[Data excerpts]

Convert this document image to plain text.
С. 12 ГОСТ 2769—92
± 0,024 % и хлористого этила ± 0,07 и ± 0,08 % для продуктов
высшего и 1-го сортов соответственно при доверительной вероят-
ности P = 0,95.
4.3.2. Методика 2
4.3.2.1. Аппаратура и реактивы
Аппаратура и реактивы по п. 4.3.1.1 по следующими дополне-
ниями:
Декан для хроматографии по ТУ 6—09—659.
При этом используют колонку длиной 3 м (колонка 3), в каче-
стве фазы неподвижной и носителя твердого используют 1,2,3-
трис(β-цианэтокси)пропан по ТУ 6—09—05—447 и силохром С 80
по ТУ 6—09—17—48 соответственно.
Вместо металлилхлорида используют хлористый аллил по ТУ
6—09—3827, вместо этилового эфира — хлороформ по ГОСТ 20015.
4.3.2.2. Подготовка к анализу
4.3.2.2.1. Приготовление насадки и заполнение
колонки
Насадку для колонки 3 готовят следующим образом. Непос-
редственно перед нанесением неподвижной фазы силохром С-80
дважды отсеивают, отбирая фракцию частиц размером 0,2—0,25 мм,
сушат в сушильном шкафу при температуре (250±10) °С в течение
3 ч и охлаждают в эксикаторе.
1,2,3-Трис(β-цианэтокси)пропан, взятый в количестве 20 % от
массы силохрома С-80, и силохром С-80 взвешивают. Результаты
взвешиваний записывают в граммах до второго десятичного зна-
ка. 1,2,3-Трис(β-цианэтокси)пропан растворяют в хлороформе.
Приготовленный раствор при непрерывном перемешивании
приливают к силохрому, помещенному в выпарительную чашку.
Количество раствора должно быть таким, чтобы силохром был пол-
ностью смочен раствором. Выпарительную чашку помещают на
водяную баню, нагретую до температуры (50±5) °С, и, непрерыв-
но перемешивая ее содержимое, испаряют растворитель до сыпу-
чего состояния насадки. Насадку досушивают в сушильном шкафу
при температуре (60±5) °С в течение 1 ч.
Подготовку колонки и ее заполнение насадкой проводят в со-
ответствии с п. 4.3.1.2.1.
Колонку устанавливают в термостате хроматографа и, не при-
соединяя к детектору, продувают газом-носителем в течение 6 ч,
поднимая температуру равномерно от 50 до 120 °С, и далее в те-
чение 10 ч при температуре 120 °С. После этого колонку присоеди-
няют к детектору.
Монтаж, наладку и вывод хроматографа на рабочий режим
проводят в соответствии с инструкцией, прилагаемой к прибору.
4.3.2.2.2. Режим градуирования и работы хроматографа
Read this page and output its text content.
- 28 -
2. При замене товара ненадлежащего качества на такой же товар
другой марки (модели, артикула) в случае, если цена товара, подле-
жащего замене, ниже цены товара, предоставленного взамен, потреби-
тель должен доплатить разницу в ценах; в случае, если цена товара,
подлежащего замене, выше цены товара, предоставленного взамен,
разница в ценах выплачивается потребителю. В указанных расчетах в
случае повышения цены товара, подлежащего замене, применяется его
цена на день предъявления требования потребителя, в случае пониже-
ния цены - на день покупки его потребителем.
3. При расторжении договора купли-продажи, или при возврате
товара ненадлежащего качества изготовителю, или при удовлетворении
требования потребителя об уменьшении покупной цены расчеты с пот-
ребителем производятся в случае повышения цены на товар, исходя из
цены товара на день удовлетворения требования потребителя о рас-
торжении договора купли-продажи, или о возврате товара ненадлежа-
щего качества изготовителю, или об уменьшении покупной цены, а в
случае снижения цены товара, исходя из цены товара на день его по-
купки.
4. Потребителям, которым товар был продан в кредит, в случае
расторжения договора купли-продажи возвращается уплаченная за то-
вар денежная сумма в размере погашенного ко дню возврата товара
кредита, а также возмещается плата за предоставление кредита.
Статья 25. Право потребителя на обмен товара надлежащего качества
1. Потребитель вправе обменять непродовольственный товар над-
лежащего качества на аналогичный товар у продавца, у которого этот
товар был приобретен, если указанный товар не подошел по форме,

* Given instruction
Exactly and only the lines from the one containing "Read this page and output its text content." through the end of the material are to be reproduced, both ends included.

* Answer to this problem
Read this page and output its text content.
- 28 -
2. При замене товара ненадлежащего качества на такой же товар
другой марки (модели, артикула) в случае, если цена товара, подле-
жащего замене, ниже цены товара, предоставленного взамен, потреби-
тель должен доплатить разницу в ценах; в случае, если цена товара,
подлежащего замене, выше цены товара, предоставленного взамен,
разница в ценах выплачивается потребителю. В указанных расчетах в
случае повышения цены товара, подлежащего замене, применяется его
цена на день предъявления требования потребителя, в случае пониже-
ния цены - на день покупки его потребителем.
3. При расторжении договора купли-продажи, или при возврате
товара ненадлежащего качества изготовителю, или при удовлетворении
требования потребителя об уменьшении покупной цены расчеты с пот-
ребителем производятся в случае повышения цены на товар, исходя из
цены товара на день удовлетворения требования потребителя о рас-
торжении договора купли-продажи, или о возврате товара ненадлежа-
щего качества изготовителю, или об уменьшении покупной цены, а в
случае снижения цены товара, исходя из цены товара на день его по-
купки.
4. Потребителям, которым товар был продан в кредит, в случае
расторжения договора купли-продажи возвращается уплаченная за то-
вар денежная сумма в размере погашенного ко дню возврата товара
кредита, а также возмещается плата за предоставление кредита.
Статья 25. Право потребителя на обмен товара надлежащего качества
1. Потребитель вправе обменять непродовольственный товар над-
лежащего качества на аналогичный товар у продавца, у которого этот
товар был приобретен, если указанный товар не подошел по форме,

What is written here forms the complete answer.